EXERCISE DETAILS:
All lines holding the string "rows" are to be shown.

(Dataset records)
# # #

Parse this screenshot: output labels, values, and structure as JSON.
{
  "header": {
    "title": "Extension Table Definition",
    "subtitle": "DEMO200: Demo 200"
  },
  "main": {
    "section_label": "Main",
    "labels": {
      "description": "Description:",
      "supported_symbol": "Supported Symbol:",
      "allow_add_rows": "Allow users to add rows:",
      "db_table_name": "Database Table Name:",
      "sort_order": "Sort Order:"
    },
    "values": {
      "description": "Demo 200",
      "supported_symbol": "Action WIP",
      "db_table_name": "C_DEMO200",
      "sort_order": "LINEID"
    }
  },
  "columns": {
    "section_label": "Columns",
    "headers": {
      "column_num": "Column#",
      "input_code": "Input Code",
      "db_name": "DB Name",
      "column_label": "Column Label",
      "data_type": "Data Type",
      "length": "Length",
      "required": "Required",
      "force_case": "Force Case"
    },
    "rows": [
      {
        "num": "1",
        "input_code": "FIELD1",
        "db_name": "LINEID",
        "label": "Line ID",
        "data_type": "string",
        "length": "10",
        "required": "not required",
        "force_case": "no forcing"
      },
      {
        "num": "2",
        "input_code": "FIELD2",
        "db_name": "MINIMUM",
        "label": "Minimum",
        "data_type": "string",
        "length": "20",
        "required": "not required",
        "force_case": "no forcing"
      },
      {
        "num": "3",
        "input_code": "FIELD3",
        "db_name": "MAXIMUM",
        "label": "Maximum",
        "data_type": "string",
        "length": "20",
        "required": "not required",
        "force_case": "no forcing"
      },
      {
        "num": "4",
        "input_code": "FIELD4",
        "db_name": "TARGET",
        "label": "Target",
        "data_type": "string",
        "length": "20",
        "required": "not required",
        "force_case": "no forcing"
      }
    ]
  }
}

# # #

EXERCISE ANSWER:
      "allow_add_rows": "Allow users to add rows:",
    "rows": [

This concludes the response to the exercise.